TO BE DONE:
Below are records. Copy every line with "name" in it.
>> BEGIN RECORDS TO PROCESS
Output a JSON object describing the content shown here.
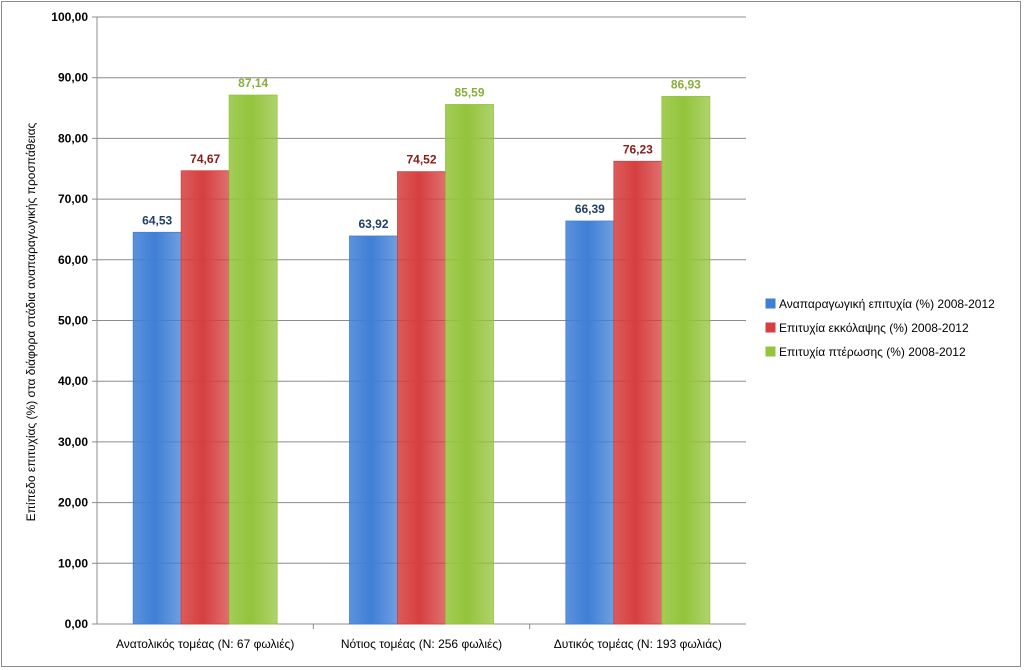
{
  "chart_data": {
    "type": "bar",
    "title": "",
    "xlabel": "",
    "ylabel": "Επίπεδο επιτυχίας (%) στα διάφορα στάδια αναπαραγωγικής προσπάθειας",
    "ylim": [
      0,
      100
    ],
    "ytick_step": 10,
    "ytick_format_decimals": 2,
    "grid": true,
    "legend_position": "right",
    "categories": [
      "Ανατολικός τομέας (Ν: 67 φωλιές)",
      "Νότιος τομέας (Ν: 256 φωλιές)",
      "Δυτικός τομέας (Ν: 193 φωλιάς)"
    ],
    "series": [
      {
        "name": "Αναπαραγωγική επιτυχία (%) 2008-2012",
        "values": [
          64.53,
          63.92,
          66.39
        ],
        "labels": [
          "64,53",
          "63,92",
          "66,39"
        ],
        "color": "#3f7fd6",
        "label_color": "#1f3f66"
      },
      {
        "name": "Επιτυχία εκκόλαψης (%) 2008-2012",
        "values": [
          74.67,
          74.52,
          76.23
        ],
        "labels": [
          "74,67",
          "74,52",
          "76,23"
        ],
        "color": "#d63f3f",
        "label_color": "#8b1a1a"
      },
      {
        "name": "Επιτυχία πτέρωσης (%) 2008-2012",
        "values": [
          87.14,
          85.59,
          86.93
        ],
        "labels": [
          "87,14",
          "85,59",
          "86,93"
        ],
        "color": "#93c43b",
        "label_color": "#8aae3a"
      }
    ]
  }
}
>> END RECORDS TO PROCESS
PROBLEM SOLUTION:
        "name": "Αναπαραγωγική επιτυχία (%) 2008-2012",
        "name": "Επιτυχία εκκόλαψης (%) 2008-2012",
        "name": "Επιτυχία πτέρωσης (%) 2008-2012",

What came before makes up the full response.